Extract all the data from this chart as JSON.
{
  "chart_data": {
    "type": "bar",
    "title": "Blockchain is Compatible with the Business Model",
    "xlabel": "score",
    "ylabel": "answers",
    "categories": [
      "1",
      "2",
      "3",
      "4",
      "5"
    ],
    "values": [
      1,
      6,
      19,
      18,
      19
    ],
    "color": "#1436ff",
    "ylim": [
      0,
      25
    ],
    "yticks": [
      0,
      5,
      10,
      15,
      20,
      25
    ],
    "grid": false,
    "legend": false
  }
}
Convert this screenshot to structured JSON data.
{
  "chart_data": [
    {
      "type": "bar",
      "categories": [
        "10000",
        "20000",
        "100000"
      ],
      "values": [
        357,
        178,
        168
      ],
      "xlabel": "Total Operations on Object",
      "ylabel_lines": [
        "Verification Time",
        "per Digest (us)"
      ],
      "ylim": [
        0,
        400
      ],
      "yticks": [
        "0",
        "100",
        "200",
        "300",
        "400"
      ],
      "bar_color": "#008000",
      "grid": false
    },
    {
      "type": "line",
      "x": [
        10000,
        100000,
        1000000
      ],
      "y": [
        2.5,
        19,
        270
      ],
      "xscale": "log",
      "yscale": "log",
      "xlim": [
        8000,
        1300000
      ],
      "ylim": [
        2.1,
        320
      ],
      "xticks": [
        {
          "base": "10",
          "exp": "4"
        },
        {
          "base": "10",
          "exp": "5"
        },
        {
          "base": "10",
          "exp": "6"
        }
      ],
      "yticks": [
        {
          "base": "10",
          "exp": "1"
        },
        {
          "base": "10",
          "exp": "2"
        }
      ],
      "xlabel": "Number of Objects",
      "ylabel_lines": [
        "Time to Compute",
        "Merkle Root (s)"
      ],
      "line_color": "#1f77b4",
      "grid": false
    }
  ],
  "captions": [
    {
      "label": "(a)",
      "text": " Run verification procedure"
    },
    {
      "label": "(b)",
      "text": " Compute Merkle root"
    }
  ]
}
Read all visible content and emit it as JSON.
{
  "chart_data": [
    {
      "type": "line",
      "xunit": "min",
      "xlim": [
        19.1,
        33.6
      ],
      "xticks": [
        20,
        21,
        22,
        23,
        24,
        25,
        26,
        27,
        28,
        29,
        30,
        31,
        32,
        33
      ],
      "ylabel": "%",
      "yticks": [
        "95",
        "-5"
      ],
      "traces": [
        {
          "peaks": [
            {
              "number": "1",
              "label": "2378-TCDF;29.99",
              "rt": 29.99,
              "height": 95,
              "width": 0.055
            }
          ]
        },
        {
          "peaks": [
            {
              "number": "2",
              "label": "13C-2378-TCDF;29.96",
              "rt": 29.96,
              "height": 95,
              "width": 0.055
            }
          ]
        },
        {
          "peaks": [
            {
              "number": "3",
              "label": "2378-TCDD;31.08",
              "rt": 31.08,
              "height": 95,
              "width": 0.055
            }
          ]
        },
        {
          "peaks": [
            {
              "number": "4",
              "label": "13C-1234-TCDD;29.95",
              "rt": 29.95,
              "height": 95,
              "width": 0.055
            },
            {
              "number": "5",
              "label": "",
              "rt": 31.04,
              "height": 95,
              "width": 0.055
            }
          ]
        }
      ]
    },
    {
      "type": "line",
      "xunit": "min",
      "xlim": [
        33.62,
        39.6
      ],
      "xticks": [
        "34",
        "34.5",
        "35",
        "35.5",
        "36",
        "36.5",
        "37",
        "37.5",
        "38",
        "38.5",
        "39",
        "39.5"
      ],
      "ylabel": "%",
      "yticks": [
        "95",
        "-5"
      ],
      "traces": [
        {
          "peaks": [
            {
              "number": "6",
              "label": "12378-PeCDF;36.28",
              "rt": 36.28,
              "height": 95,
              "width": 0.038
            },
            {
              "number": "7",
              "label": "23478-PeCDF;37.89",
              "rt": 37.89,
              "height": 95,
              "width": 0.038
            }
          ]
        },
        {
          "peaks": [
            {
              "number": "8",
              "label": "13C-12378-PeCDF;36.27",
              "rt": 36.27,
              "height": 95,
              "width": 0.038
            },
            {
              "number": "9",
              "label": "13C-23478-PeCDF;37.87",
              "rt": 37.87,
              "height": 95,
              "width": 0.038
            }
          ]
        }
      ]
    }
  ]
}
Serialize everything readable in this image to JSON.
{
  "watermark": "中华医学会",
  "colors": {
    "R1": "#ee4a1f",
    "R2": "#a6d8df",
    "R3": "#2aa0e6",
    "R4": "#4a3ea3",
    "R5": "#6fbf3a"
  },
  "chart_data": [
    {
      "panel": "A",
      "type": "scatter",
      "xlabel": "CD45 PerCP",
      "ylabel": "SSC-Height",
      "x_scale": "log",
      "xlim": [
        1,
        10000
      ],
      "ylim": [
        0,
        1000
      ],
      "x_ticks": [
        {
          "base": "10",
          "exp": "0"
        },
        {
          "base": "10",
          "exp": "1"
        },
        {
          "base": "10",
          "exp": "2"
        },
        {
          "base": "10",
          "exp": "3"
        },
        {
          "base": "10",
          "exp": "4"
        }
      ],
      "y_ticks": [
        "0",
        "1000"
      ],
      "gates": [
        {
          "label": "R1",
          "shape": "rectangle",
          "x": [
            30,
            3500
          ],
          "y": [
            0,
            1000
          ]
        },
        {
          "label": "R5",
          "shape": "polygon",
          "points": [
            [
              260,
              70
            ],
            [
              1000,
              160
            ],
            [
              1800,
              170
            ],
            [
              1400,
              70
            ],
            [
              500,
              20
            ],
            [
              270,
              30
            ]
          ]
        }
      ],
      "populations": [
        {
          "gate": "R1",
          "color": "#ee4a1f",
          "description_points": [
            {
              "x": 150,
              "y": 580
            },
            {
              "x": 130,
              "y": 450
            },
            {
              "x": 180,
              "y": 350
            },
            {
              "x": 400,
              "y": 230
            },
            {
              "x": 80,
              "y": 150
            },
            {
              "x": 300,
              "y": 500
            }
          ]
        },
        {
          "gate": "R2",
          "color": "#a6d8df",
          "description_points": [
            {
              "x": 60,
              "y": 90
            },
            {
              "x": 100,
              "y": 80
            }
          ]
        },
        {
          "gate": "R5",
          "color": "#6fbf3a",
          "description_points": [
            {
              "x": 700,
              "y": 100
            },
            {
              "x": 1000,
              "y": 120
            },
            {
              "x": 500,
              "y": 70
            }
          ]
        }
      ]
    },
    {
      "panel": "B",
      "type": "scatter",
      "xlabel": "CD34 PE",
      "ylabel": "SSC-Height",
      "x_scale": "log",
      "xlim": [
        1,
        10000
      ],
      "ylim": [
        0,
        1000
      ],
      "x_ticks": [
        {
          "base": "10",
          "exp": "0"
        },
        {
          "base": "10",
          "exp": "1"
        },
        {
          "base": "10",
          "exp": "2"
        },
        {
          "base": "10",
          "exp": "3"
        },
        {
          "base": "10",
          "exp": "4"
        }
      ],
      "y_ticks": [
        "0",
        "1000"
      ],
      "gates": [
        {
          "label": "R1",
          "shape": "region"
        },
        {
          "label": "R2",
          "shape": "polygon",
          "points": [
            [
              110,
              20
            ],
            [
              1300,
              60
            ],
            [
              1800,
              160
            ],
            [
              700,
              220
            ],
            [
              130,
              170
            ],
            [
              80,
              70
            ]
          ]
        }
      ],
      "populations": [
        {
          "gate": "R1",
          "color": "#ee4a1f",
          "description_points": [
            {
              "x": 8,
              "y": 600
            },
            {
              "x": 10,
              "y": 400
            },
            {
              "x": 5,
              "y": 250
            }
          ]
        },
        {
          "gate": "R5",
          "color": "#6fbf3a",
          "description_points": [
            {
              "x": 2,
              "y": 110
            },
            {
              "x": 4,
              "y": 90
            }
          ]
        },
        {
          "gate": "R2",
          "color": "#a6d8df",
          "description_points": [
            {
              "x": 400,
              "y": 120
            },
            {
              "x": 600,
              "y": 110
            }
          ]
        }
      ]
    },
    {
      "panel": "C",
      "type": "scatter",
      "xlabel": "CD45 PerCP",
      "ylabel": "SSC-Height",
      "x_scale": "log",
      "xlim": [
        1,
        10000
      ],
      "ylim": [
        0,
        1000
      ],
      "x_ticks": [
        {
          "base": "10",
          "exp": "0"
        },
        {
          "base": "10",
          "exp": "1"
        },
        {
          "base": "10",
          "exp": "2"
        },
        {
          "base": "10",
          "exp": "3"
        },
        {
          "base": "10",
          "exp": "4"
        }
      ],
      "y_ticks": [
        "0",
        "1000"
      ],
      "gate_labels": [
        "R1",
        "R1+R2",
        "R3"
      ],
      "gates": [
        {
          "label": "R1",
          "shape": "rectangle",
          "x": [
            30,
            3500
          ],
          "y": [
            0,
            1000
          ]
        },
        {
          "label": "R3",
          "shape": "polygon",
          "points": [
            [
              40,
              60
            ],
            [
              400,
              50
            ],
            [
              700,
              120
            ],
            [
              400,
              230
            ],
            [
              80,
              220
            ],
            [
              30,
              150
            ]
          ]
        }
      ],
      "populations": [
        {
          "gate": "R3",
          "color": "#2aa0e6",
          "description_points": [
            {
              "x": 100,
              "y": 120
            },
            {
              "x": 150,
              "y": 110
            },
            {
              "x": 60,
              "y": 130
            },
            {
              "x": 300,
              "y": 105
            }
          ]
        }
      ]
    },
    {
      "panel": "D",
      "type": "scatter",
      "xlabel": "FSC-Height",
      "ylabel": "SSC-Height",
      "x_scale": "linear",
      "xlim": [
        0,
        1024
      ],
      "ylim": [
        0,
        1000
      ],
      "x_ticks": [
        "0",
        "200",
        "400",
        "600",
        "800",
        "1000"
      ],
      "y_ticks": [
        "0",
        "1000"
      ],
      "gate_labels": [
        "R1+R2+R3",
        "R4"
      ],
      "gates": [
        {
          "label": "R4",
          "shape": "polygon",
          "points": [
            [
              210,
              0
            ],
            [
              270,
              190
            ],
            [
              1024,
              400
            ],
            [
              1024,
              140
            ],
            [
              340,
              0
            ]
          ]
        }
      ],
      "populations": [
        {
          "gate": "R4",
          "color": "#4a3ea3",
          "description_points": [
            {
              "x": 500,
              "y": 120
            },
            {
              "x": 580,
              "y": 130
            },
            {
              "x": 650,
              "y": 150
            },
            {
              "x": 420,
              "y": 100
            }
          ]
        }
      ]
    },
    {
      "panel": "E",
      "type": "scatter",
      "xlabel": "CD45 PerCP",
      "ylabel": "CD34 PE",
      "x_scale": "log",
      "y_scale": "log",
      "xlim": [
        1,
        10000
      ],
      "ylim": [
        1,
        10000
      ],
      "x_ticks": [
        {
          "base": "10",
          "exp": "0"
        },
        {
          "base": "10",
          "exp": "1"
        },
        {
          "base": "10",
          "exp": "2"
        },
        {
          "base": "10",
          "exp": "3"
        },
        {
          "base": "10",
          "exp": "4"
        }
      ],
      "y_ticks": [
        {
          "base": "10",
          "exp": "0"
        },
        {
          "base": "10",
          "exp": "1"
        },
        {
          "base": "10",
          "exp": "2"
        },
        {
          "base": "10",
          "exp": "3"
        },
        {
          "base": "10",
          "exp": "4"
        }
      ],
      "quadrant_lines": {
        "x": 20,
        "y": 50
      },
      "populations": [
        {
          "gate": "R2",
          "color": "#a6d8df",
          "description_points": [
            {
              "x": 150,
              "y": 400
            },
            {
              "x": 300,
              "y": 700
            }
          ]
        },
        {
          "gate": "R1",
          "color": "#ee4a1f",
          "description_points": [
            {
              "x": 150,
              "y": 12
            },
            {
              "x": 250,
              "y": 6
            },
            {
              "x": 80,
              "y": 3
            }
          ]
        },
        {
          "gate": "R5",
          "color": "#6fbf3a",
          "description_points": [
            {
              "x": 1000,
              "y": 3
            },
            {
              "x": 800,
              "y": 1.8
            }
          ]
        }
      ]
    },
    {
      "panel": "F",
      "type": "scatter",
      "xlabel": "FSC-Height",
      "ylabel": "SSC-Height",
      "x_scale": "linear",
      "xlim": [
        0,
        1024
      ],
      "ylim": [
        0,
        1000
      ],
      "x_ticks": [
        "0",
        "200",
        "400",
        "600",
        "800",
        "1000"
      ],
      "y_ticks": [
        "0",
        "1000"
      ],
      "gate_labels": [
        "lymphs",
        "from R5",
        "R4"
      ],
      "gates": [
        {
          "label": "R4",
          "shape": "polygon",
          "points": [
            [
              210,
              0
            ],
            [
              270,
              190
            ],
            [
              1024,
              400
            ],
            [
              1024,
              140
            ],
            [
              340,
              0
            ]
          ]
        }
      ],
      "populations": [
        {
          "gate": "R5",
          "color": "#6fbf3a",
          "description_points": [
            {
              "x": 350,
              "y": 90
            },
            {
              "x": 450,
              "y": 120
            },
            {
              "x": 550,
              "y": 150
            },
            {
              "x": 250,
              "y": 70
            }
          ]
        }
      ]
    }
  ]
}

▬▬▬

Look through the data above. Copy every line with the string "Compute" in it.

## TASK OUTPUT
        "Time to Compute",
      "text": " Compute Merkle root"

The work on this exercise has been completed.